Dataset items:
%%

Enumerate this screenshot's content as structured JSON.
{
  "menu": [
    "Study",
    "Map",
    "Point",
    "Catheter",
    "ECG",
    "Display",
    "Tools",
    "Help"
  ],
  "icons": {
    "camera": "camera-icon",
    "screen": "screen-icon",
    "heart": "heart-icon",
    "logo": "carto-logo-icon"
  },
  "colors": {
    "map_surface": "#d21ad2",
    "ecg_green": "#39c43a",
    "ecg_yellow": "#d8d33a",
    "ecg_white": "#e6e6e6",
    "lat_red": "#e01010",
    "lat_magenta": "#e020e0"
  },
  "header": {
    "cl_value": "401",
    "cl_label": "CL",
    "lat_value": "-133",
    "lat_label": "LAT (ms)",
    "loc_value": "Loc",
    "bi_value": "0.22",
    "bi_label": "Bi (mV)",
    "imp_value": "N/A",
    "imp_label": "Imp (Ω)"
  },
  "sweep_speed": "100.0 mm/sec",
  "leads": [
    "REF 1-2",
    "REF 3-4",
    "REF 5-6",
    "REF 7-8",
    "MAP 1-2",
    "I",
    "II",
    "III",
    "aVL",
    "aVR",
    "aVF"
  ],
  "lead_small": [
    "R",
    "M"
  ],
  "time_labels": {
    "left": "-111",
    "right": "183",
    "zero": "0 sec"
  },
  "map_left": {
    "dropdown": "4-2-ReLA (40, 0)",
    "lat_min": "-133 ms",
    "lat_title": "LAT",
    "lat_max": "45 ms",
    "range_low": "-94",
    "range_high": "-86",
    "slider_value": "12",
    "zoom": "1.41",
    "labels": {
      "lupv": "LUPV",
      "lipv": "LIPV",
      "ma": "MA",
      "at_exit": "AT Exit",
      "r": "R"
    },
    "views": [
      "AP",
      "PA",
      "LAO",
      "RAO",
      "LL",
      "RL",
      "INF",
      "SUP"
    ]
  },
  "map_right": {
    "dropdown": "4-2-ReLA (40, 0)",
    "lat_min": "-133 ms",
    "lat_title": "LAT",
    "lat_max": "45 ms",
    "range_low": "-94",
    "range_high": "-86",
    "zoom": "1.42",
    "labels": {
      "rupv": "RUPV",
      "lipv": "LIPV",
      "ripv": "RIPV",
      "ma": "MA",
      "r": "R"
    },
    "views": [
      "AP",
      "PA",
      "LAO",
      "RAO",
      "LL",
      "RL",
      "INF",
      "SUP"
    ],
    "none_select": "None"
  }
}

%%

SET TASK: Make an exact copy of the listing, including every line.

SOLVED EXERCISE:
Enumerate this screenshot's content as structured JSON.
{
  "menu": [
    "Study",
    "Map",
    "Point",
    "Catheter",
    "ECG",
    "Display",
    "Tools",
    "Help"
  ],
  "icons": {
    "camera": "camera-icon",
    "screen": "screen-icon",
    "heart": "heart-icon",
    "logo": "carto-logo-icon"
  },
  "colors": {
    "map_surface": "#d21ad2",
    "ecg_green": "#39c43a",
    "ecg_yellow": "#d8d33a",
    "ecg_white": "#e6e6e6",
    "lat_red": "#e01010",
    "lat_magenta": "#e020e0"
  },
  "header": {
    "cl_value": "401",
    "cl_label": "CL",
    "lat_value": "-133",
    "lat_label": "LAT (ms)",
    "loc_value": "Loc",
    "bi_value": "0.22",
    "bi_label": "Bi (mV)",
    "imp_value": "N/A",
    "imp_label": "Imp (Ω)"
  },
  "sweep_speed": "100.0 mm/sec",
  "leads": [
    "REF 1-2",
    "REF 3-4",
    "REF 5-6",
    "REF 7-8",
    "MAP 1-2",
    "I",
    "II",
    "III",
    "aVL",
    "aVR",
    "aVF"
  ],
  "lead_small": [
    "R",
    "M"
  ],
  "time_labels": {
    "left": "-111",
    "right": "183",
    "zero": "0 sec"
  },
  "map_left": {
    "dropdown": "4-2-ReLA (40, 0)",
    "lat_min": "-133 ms",
    "lat_title": "LAT",
    "lat_max": "45 ms",
    "range_low": "-94",
    "range_high": "-86",
    "slider_value": "12",
    "zoom": "1.41",
    "labels": {
      "lupv": "LUPV",
      "lipv": "LIPV",
      "ma": "MA",
      "at_exit": "AT Exit",
      "r": "R"
    },
    "views": [
      "AP",
      "PA",
      "LAO",
      "RAO",
      "LL",
      "RL",
      "INF",
      "SUP"
    ]
  },
  "map_right": {
    "dropdown": "4-2-ReLA (40, 0)",
    "lat_min": "-133 ms",
    "lat_title": "LAT",
    "lat_max": "45 ms",
    "range_low": "-94",
    "range_high": "-86",
    "zoom": "1.42",
    "labels": {
      "rupv": "RUPV",
      "lipv": "LIPV",
      "ripv": "RIPV",
      "ma": "MA",
      "r": "R"
    },
    "views": [
      "AP",
      "PA",
      "LAO",
      "RAO",
      "LL",
      "RL",
      "INF",
      "SUP"
    ],
    "none_select": "None"
  }
}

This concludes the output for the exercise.